TASK REQUIREMENTS: Copy every record below exactly.

PROVIDED MATERIAL:
• • •

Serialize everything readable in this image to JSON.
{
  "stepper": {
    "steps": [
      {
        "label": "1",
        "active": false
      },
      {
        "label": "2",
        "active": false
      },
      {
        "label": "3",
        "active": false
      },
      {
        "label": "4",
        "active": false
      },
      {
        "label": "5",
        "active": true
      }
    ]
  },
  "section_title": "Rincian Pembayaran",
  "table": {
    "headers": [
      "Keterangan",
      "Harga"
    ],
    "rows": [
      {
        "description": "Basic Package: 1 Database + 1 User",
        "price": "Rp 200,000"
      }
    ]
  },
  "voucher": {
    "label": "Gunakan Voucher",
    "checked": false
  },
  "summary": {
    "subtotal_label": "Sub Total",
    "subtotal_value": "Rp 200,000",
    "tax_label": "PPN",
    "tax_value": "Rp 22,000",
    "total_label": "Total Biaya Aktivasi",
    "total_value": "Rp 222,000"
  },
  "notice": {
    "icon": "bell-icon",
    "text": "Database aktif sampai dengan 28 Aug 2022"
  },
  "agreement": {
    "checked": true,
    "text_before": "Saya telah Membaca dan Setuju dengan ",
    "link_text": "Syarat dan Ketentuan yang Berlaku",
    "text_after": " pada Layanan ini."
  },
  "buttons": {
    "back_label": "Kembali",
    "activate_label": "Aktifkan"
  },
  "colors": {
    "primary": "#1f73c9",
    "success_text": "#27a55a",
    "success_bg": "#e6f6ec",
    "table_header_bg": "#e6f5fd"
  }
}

• • •

RESULT BELOW:
Serialize everything readable in this image to JSON.
{
  "stepper": {
    "steps": [
      {
        "label": "1",
        "active": false
      },
      {
        "label": "2",
        "active": false
      },
      {
        "label": "3",
        "active": false
      },
      {
        "label": "4",
        "active": false
      },
      {
        "label": "5",
        "active": true
      }
    ]
  },
  "section_title": "Rincian Pembayaran",
  "table": {
    "headers": [
      "Keterangan",
      "Harga"
    ],
    "rows": [
      {
        "description": "Basic Package: 1 Database + 1 User",
        "price": "Rp 200,000"
      }
    ]
  },
  "voucher": {
    "label": "Gunakan Voucher",
    "checked": false
  },
  "summary": {
    "subtotal_label": "Sub Total",
    "subtotal_value": "Rp 200,000",
    "tax_label": "PPN",
    "tax_value": "Rp 22,000",
    "total_label": "Total Biaya Aktivasi",
    "total_value": "Rp 222,000"
  },
  "notice": {
    "icon": "bell-icon",
    "text": "Database aktif sampai dengan 28 Aug 2022"
  },
  "agreement": {
    "checked": true,
    "text_before": "Saya telah Membaca dan Setuju dengan ",
    "link_text": "Syarat dan Ketentuan yang Berlaku",
    "text_after": " pada Layanan ini."
  },
  "buttons": {
    "back_label": "Kembali",
    "activate_label": "Aktifkan"
  },
  "colors": {
    "primary": "#1f73c9",
    "success_text": "#27a55a",
    "success_bg": "#e6f6ec",
    "table_header_bg": "#e6f5fd"
  }
}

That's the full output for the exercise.